## Exercise requirements
a. From the passage on creative challenges, repeat the stretch from "While you’re working" through "even any good.", swapping "carrot" for "promise".
b. Translate this sentence from the passage on creative challenges into French: "You hold out the carrot that your further efforts will transform the work into something you really love."

## Page
------------------------
I’m framing this series from the point of view of a painter’s challenges, but the points apply to someone working in any creative field, from writing novels to game designing, from filmmaking to app development. I’m sure you’ll be able to easily translate the points I’m making to the medium in which you work. If you’d like additional resources, let me recommend three of my recent books: Redesign Your Mind, The Power of Daily Practice, and The Great Book of Journaling. Together they can provide you with a clear picture of how to get your creative work done through right thinking, good daily habits, and the self-awareness that journaling provides.
Here is challenge number 4.
The appraising will have to begin.
While you’re working on a piece, you can keep saying to yourself, “Yes, maybe it isn’t wonderful yet, but by the end it will be!” You hold out the carrot that your further efforts will transform the work into something you really love. But once you say it is complete, then you actually have to appraise it and decide if it is or isn’t excellent, or even any good.
------------------------
## Supplied data
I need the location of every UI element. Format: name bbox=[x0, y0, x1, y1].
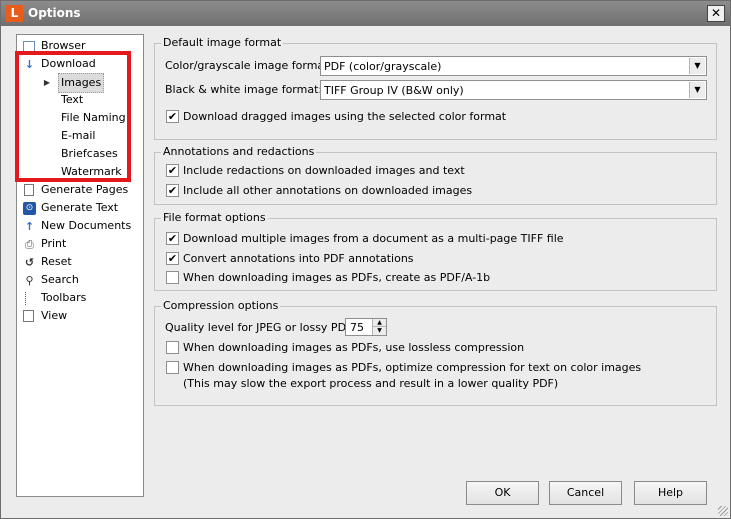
chevron-down-icon[interactable]: ▼ bbox=[689, 82, 705, 98]
printer-icon: ⎙ bbox=[25, 238, 34, 251]
generate-text-icon: ⊙ bbox=[23, 202, 36, 215]
bw-format-label: Black & white image format: bbox=[165, 83, 323, 96]
tree-item-label: Print bbox=[41, 237, 67, 250]
window-title: Options bbox=[28, 6, 81, 20]
lossless-compression-checkbox[interactable] bbox=[166, 341, 179, 354]
convert-annotations-checkbox[interactable]: ✔ bbox=[166, 252, 179, 265]
spinner-buttons: ▲ ▼ bbox=[372, 319, 386, 335]
group-title: Default image format bbox=[161, 36, 284, 49]
tree-item-label: Text bbox=[61, 93, 84, 106]
compression-group: Compression options Quality level for JP… bbox=[154, 299, 717, 406]
app-logo-icon: L bbox=[6, 5, 23, 22]
lossless-compression-label: When downloading images as PDFs, use los… bbox=[183, 341, 525, 354]
tree-item-label: E-mail bbox=[61, 129, 96, 142]
tree-item-label: Images bbox=[58, 73, 105, 93]
group-title: Annotations and redactions bbox=[161, 145, 317, 158]
convert-annotations-label: Convert annotations into PDF annotations bbox=[183, 252, 414, 265]
spin-up-icon[interactable]: ▲ bbox=[373, 319, 386, 327]
default-image-format-group: Default image format Color/grayscale ima… bbox=[154, 36, 717, 140]
annotations-group: Annotations and redactions ✔ Include red… bbox=[154, 145, 717, 205]
tree-item-label: Generate Text bbox=[41, 201, 119, 214]
tree-item-label: View bbox=[41, 309, 68, 322]
options-dialog: L Options ✕ Browser ↓ Download ▶ Images … bbox=[0, 0, 731, 519]
upload-arrow-icon: ↑ bbox=[24, 220, 35, 233]
help-button[interactable]: Help bbox=[634, 481, 707, 505]
spin-down-icon[interactable]: ▼ bbox=[373, 327, 386, 335]
download-arrow-icon: ↓ bbox=[24, 58, 35, 71]
group-title: Compression options bbox=[161, 299, 281, 312]
tree-item-label: Briefcases bbox=[61, 147, 118, 160]
page-icon bbox=[24, 184, 34, 196]
tree-item-label: Generate Pages bbox=[41, 183, 129, 196]
optimize-compression-checkbox[interactable] bbox=[166, 361, 179, 374]
ok-button[interactable]: OK bbox=[466, 481, 539, 505]
dragged-images-checkbox[interactable]: ✔ bbox=[166, 110, 179, 123]
include-redactions-checkbox[interactable]: ✔ bbox=[166, 164, 179, 177]
tree-item-label: Search bbox=[41, 273, 79, 286]
quality-level-label: Quality level for JPEG or lossy PDF: bbox=[165, 321, 356, 334]
optimize-compression-note: (This may slow the export process and re… bbox=[183, 377, 559, 390]
tree-item-label: Reset bbox=[41, 255, 72, 268]
multipage-tiff-checkbox[interactable]: ✔ bbox=[166, 232, 179, 245]
browser-icon bbox=[23, 41, 35, 52]
include-annotations-label: Include all other annotations on downloa… bbox=[183, 184, 473, 197]
multipage-tiff-label: Download multiple images from a document… bbox=[183, 232, 564, 245]
magnifier-icon: ⚲ bbox=[25, 274, 34, 287]
bw-format-dropdown[interactable]: TIFF Group IV (B&W only) ▼ bbox=[320, 80, 707, 100]
options-tree: Browser ↓ Download ▶ Images Text File Na… bbox=[16, 34, 144, 497]
tree-item-label: Toolbars bbox=[41, 291, 87, 304]
tree-item-label: File Naming bbox=[61, 111, 126, 124]
chevron-down-icon[interactable]: ▼ bbox=[689, 58, 705, 74]
pdfa-checkbox[interactable] bbox=[166, 271, 179, 284]
include-redactions-label: Include redactions on downloaded images … bbox=[183, 164, 465, 177]
quality-level-value: 75 bbox=[350, 321, 364, 334]
cancel-button[interactable]: Cancel bbox=[549, 481, 622, 505]
tree-item-label: Watermark bbox=[61, 165, 122, 178]
include-annotations-checkbox[interactable]: ✔ bbox=[166, 184, 179, 197]
resize-grip-icon[interactable] bbox=[718, 506, 728, 516]
pdfa-label: When downloading images as PDFs, create … bbox=[183, 271, 491, 284]
quality-level-spinner[interactable]: 75 ▲ ▼ bbox=[345, 318, 387, 336]
optimize-compression-label: When downloading images as PDFs, optimiz… bbox=[183, 361, 642, 374]
group-title: File format options bbox=[161, 211, 268, 224]
bw-format-value: TIFF Group IV (B&W only) bbox=[324, 84, 464, 97]
title-bar[interactable]: L Options ✕ bbox=[1, 1, 730, 26]
color-format-label: Color/grayscale image format: bbox=[165, 59, 333, 72]
color-format-value: PDF (color/grayscale) bbox=[324, 60, 442, 73]
expand-arrow-icon[interactable]: ▶ bbox=[43, 76, 51, 89]
color-format-dropdown[interactable]: PDF (color/grayscale) ▼ bbox=[320, 56, 707, 76]
close-button[interactable]: ✕ bbox=[707, 5, 725, 22]
view-icon bbox=[23, 310, 34, 322]
file-format-group: File format options ✔ Download multiple … bbox=[154, 211, 717, 291]
tree-item-label: New Documents bbox=[41, 219, 132, 232]
tree-item-label: Download bbox=[41, 57, 96, 70]
reset-icon: ↺ bbox=[24, 256, 35, 269]
dragged-images-label: Download dragged images using the select… bbox=[183, 110, 507, 123]
tree-item-label: Browser bbox=[41, 39, 86, 52]
toolbar-icon bbox=[25, 292, 35, 305]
------------------------
## Full answers
a.
While you’re working on a piece, you can keep saying to yourself, “Yes, maybe it isn’t wonderful yet, but by the end it will be!” You hold out the promise that your further efforts will transform the work into something you really love. But once you say it is complete, then you actually have to appraise it and decide if it is or isn’t excellent, or even any good.

b. Vous faites miroiter l'idée que vos efforts supplémentaires transformeront l'œuvre en quelque chose que vous aimez vraiment.